Aim of the task. All the data below goes into the copy word for word, but the pictures don't.

--- begin Exercise material ---

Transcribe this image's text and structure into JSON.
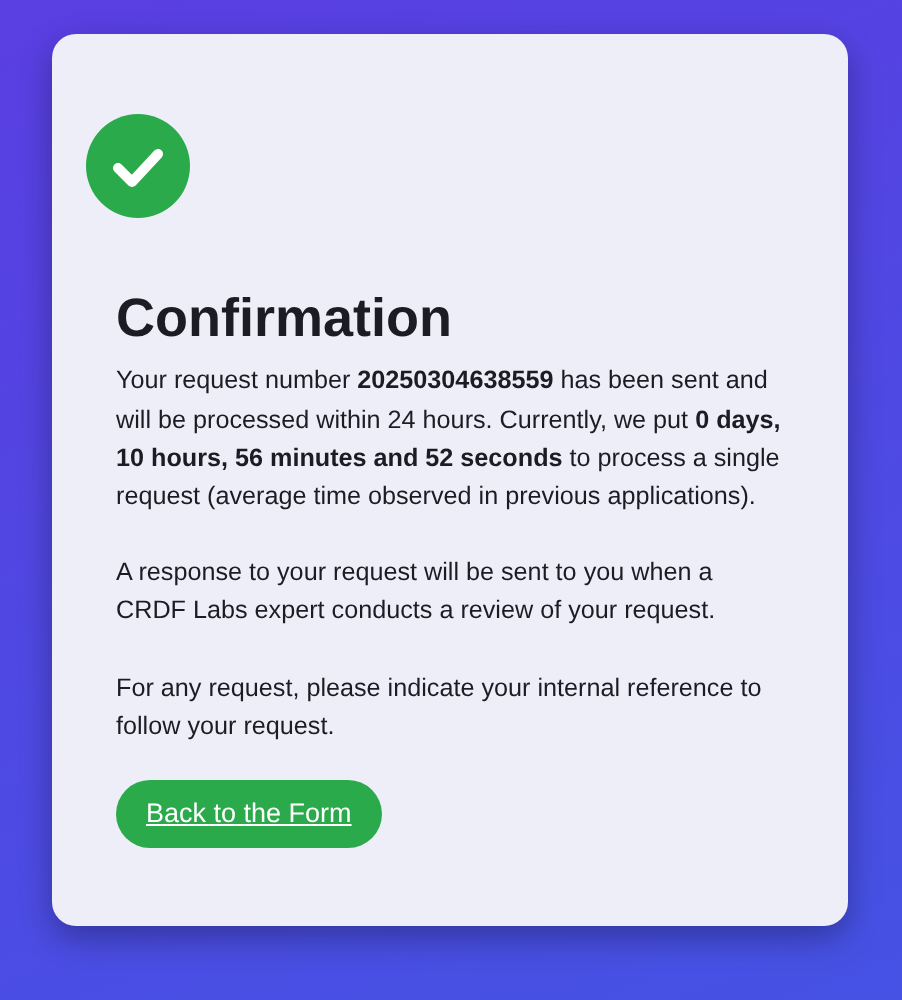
{
  "confirmation": {
    "success": true,
    "title": "Confirmation",
    "paragraphs": [
      "Your request number **20250304638559** has been sent and will be processed within 24 hours. Currently, we put **0 days, 10 hours, 56 minutes and 52 seconds** to process a single request (average time observed in previous applications).",
      "A response to your request will be sent to you when a CRDF Labs expert conducts a review of your request.",
      "For any request, please indicate your internal reference to follow your request."
    ],
    "button": "Back to the Form"
  }
}
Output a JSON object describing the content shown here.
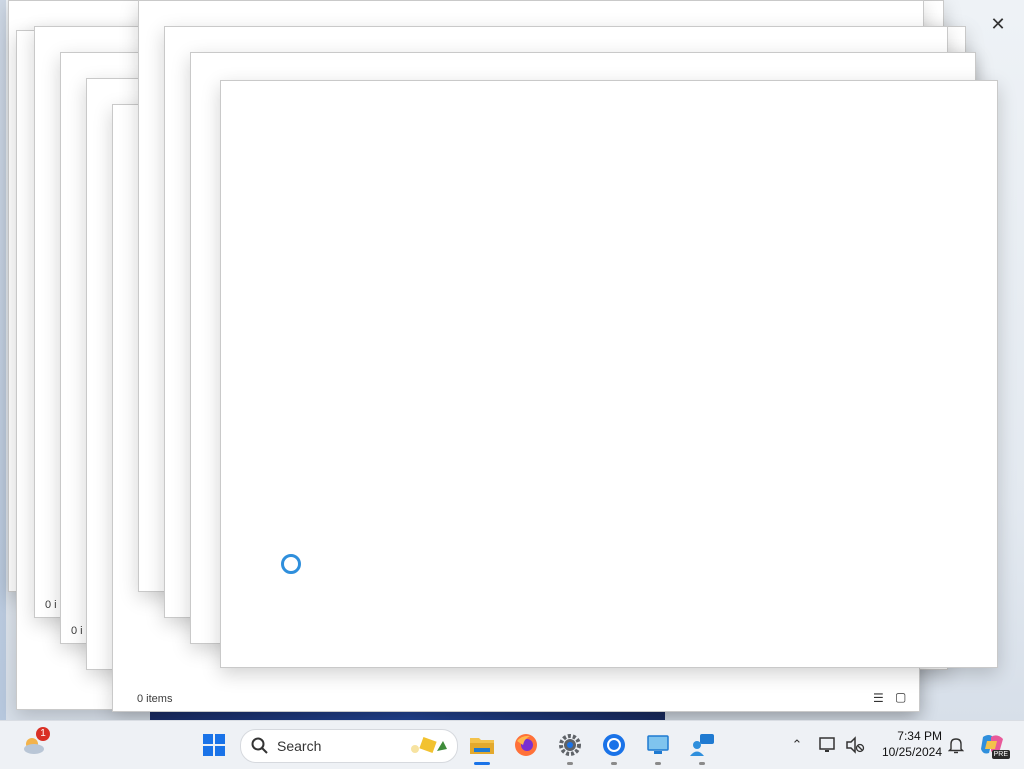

--- end Exercise material ---

Task solution.
Transcribe this image's text and structure into JSON.
{
  "confirmation": {
    "success": true,
    "title": "Confirmation",
    "paragraphs": [
      "Your request number **20250304638559** has been sent and will be processed within 24 hours. Currently, we put **0 days, 10 hours, 56 minutes and 52 seconds** to process a single request (average time observed in previous applications).",
      "A response to your request will be sent to you when a CRDF Labs expert conducts a review of your request.",
      "For any request, please indicate your internal reference to follow your request."
    ],
    "button": "Back to the Form"
  }
}
Output a JSON object describing the content shown here.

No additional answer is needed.